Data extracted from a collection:
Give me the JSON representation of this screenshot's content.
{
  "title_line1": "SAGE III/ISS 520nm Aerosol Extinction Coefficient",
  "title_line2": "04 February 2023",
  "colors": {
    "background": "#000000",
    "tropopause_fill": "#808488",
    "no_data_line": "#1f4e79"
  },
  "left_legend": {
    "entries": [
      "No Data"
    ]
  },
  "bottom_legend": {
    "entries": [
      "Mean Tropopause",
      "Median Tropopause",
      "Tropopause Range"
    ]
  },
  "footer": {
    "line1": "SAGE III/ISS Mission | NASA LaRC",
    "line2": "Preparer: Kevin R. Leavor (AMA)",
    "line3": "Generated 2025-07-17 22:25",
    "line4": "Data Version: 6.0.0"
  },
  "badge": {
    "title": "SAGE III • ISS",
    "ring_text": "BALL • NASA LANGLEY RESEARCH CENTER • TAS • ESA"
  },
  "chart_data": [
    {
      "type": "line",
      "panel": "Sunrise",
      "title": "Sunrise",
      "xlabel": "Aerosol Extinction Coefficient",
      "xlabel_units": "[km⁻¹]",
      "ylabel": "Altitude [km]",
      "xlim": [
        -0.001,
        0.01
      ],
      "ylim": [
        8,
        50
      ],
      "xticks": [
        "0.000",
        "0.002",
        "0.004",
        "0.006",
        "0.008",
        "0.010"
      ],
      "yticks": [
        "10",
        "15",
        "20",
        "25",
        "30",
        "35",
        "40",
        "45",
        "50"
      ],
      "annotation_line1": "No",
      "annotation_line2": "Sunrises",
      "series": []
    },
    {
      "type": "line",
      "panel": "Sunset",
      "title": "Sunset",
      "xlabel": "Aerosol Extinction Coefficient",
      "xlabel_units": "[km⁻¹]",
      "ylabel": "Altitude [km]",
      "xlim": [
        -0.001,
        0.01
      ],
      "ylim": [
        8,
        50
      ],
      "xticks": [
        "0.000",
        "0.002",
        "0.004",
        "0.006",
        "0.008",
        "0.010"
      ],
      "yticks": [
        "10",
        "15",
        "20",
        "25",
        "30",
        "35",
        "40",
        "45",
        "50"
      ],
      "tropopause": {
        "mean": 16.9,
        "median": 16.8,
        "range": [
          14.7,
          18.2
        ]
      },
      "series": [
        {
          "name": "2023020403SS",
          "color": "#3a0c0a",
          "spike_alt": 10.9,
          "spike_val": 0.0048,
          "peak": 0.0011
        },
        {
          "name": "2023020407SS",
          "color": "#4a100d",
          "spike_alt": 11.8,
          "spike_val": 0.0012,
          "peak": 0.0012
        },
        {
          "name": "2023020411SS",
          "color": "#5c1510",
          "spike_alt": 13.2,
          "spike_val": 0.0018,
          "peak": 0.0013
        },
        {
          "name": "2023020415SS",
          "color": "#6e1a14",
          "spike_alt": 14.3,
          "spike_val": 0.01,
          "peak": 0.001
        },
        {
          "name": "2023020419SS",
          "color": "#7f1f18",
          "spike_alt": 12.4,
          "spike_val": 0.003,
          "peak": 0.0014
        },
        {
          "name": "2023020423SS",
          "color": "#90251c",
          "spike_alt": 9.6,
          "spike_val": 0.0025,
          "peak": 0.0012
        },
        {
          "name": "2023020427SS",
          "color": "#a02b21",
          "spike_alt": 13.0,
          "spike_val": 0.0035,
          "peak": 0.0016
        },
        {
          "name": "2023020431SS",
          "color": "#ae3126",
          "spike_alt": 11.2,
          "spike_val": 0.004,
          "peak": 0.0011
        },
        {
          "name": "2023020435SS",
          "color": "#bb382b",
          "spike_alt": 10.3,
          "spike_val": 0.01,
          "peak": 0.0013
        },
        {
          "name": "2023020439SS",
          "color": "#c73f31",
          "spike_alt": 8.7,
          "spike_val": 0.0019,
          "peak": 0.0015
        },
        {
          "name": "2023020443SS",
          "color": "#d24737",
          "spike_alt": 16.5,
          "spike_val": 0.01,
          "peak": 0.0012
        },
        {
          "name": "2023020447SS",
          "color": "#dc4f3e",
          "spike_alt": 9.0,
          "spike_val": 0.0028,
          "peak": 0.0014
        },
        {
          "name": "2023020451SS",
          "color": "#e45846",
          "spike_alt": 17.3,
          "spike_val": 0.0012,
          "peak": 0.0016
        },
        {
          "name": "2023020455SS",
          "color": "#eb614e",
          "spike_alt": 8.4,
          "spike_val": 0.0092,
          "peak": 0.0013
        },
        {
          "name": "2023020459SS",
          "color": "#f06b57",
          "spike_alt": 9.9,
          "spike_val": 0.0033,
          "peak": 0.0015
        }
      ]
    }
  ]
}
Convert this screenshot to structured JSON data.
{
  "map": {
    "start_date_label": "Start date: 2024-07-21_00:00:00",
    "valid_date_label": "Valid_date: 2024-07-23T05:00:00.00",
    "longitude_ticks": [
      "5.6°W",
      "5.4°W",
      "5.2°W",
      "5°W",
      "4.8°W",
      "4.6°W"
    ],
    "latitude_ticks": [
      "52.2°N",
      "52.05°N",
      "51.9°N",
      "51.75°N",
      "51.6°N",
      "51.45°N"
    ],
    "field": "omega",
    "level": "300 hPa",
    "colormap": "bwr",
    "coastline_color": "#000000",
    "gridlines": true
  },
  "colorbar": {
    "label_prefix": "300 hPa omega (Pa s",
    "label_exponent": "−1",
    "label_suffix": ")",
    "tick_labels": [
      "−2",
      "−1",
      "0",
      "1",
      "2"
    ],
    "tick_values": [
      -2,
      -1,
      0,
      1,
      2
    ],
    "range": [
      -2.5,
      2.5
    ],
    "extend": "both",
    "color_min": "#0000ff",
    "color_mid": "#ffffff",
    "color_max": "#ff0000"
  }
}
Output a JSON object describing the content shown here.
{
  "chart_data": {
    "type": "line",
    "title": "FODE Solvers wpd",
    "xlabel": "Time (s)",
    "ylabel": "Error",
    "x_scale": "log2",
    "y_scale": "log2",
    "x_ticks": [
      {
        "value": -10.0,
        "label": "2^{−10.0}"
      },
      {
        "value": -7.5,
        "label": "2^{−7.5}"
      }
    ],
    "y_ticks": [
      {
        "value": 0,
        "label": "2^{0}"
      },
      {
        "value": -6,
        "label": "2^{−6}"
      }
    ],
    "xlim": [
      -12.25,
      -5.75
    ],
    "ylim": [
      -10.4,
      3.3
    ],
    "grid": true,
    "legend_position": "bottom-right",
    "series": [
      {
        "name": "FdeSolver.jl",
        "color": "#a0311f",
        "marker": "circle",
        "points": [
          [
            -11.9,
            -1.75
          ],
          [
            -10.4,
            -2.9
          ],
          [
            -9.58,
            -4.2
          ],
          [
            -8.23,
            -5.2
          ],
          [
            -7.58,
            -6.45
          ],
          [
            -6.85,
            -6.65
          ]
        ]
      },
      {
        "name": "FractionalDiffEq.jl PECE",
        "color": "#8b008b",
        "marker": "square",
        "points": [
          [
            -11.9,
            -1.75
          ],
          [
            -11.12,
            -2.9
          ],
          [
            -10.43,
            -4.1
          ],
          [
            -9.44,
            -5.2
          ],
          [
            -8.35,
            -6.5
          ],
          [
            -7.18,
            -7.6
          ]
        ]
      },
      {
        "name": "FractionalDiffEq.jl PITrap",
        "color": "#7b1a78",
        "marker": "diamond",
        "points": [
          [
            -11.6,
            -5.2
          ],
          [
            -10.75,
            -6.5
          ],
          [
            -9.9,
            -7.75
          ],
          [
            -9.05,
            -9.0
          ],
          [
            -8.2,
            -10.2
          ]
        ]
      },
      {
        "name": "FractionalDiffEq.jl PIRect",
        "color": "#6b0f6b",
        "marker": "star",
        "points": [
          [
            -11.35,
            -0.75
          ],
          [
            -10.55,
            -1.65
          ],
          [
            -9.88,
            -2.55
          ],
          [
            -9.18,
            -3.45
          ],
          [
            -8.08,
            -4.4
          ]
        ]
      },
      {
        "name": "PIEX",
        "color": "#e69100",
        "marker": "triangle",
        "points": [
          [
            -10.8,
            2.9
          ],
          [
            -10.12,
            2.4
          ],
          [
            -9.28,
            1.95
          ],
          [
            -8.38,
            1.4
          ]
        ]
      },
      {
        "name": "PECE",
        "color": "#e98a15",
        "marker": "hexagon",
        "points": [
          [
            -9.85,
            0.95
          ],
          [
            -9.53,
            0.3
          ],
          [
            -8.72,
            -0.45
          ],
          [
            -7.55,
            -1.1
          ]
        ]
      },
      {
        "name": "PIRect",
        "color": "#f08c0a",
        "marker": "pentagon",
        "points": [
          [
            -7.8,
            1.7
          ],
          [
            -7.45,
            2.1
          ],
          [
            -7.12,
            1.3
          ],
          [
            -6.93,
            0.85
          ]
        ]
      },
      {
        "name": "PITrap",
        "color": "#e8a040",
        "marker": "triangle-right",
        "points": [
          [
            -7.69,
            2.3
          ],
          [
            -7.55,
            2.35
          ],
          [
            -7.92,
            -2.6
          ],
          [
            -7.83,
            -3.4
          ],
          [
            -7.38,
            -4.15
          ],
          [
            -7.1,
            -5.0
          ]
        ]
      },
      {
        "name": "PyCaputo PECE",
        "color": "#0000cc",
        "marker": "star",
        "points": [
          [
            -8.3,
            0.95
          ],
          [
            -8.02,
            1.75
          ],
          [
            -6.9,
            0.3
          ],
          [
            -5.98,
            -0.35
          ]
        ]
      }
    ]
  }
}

> **Directions**:
From the listing above, collect every line that mentions the word "this".

> **Full output**:
Give me the JSON representation of this screenshot's content.
Convert this screenshot to structured JSON data.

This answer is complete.